| What you should do |
Return the lines from the start of the block through the line containing "219, 138, 229]", both included, without changing anything in them.

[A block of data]
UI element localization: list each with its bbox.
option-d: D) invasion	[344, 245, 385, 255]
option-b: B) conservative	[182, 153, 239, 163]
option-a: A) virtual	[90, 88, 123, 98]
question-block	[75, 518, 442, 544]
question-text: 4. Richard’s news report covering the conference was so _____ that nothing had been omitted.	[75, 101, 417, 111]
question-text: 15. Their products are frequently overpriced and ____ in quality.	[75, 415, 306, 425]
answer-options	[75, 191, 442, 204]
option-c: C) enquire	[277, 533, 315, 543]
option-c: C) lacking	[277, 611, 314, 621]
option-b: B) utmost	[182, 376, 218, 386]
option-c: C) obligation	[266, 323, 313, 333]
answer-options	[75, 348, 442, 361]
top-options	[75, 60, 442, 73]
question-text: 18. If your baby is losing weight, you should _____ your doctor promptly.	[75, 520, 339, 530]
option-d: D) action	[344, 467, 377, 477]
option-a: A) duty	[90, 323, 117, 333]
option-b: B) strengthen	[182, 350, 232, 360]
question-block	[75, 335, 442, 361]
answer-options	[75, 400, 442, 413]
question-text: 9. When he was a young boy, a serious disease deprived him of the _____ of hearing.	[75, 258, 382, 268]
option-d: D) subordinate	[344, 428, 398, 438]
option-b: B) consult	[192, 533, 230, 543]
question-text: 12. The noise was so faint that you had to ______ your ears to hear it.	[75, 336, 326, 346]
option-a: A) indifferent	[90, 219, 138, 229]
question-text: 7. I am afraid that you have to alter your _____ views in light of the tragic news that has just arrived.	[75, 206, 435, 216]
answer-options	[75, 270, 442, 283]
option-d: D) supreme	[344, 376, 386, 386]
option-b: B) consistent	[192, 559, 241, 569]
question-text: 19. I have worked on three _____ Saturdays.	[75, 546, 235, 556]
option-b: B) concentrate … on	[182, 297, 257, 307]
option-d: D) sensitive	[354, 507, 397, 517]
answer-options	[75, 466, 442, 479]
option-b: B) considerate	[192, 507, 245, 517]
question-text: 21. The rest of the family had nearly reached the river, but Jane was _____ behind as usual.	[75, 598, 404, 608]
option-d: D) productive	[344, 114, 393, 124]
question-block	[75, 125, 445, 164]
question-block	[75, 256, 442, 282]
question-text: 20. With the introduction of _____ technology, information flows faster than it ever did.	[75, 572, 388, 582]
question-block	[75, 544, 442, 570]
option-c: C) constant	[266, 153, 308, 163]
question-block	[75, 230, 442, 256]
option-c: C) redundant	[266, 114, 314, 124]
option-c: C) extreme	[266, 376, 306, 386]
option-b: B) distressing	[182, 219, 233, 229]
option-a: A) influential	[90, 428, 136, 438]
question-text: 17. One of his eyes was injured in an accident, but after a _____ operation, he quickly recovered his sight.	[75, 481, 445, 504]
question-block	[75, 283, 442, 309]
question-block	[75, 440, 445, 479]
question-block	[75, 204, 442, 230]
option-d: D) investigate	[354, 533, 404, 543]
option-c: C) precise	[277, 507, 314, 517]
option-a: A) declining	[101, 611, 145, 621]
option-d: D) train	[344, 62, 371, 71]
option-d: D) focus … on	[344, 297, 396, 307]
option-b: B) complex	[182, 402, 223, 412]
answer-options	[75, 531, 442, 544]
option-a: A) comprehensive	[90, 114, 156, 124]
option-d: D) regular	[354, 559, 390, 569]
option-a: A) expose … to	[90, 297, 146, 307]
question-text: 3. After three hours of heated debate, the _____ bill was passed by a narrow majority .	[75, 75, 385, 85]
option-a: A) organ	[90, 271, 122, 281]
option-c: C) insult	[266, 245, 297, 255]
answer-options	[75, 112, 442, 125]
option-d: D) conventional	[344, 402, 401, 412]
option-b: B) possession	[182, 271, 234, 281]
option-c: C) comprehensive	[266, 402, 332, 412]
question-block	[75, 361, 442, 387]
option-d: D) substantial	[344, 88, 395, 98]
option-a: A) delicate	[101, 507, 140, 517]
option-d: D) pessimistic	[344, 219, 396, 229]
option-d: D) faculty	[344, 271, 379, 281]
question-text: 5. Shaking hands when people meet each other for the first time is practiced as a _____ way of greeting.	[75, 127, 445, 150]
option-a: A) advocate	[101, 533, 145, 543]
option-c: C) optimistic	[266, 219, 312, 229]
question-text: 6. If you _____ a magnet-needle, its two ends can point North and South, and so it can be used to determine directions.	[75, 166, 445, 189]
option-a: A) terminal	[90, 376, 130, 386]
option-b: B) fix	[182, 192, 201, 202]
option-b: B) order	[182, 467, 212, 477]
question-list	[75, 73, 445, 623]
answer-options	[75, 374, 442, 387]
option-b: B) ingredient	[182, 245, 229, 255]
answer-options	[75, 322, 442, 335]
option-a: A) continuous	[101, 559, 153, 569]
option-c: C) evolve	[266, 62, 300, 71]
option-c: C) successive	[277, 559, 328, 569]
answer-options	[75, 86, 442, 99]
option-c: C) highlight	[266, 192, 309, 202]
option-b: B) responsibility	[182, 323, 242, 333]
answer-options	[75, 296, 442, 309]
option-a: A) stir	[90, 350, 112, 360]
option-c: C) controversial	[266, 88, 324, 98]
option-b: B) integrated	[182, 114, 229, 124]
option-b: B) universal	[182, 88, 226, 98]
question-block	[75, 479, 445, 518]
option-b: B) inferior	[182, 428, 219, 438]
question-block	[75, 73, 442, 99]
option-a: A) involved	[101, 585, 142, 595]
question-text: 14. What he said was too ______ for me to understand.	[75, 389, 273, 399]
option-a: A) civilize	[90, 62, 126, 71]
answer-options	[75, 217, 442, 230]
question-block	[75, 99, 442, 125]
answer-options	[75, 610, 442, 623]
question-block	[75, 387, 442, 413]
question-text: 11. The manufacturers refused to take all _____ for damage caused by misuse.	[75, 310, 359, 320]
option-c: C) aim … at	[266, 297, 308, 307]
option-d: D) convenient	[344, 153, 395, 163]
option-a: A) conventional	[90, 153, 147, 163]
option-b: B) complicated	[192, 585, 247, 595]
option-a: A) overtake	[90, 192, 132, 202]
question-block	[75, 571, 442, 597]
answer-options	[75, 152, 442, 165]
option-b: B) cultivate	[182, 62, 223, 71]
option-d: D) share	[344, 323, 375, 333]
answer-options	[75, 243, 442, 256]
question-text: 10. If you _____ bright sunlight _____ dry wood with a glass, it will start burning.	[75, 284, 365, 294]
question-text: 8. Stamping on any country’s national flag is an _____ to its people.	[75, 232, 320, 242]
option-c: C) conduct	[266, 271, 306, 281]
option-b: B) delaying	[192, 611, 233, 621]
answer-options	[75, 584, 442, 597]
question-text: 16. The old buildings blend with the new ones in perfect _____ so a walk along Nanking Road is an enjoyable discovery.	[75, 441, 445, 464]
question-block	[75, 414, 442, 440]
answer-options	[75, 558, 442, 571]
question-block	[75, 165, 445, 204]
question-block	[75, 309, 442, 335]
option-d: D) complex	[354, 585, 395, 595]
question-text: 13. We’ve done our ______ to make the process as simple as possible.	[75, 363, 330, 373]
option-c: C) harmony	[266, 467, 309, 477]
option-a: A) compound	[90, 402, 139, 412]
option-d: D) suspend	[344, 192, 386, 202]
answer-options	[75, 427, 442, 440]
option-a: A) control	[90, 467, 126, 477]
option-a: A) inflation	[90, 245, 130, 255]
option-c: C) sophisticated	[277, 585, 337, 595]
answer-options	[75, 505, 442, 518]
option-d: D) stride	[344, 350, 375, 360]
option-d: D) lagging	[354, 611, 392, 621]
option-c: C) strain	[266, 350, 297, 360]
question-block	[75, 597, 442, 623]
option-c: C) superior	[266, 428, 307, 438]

| Problem solution |
UI element localization: list each with its bbox.
option-d: D) invasion	[344, 245, 385, 255]
option-b: B) conservative	[182, 153, 239, 163]
option-a: A) virtual	[90, 88, 123, 98]
question-block	[75, 518, 442, 544]
question-text: 4. Richard’s news report covering the conference was so _____ that nothing had been omitted.	[75, 101, 417, 111]
question-text: 15. Their products are frequently overpriced and ____ in quality.	[75, 415, 306, 425]
answer-options	[75, 191, 442, 204]
option-c: C) enquire	[277, 533, 315, 543]
option-c: C) lacking	[277, 611, 314, 621]
option-b: B) utmost	[182, 376, 218, 386]
option-c: C) obligation	[266, 323, 313, 333]
answer-options	[75, 348, 442, 361]
top-options	[75, 60, 442, 73]
question-text: 18. If your baby is losing weight, you should _____ your doctor promptly.	[75, 520, 339, 530]
option-d: D) action	[344, 467, 377, 477]
option-a: A) duty	[90, 323, 117, 333]
option-b: B) strengthen	[182, 350, 232, 360]
question-block	[75, 335, 442, 361]
answer-options	[75, 400, 442, 413]
question-text: 9. When he was a young boy, a serious disease deprived him of the _____ of hearing.	[75, 258, 382, 268]
option-d: D) subordinate	[344, 428, 398, 438]
option-b: B) consult	[192, 533, 230, 543]
question-text: 12. The noise was so faint that you had to ______ your ears to hear it.	[75, 336, 326, 346]
option-a: A) indifferent	[90, 219, 138, 229]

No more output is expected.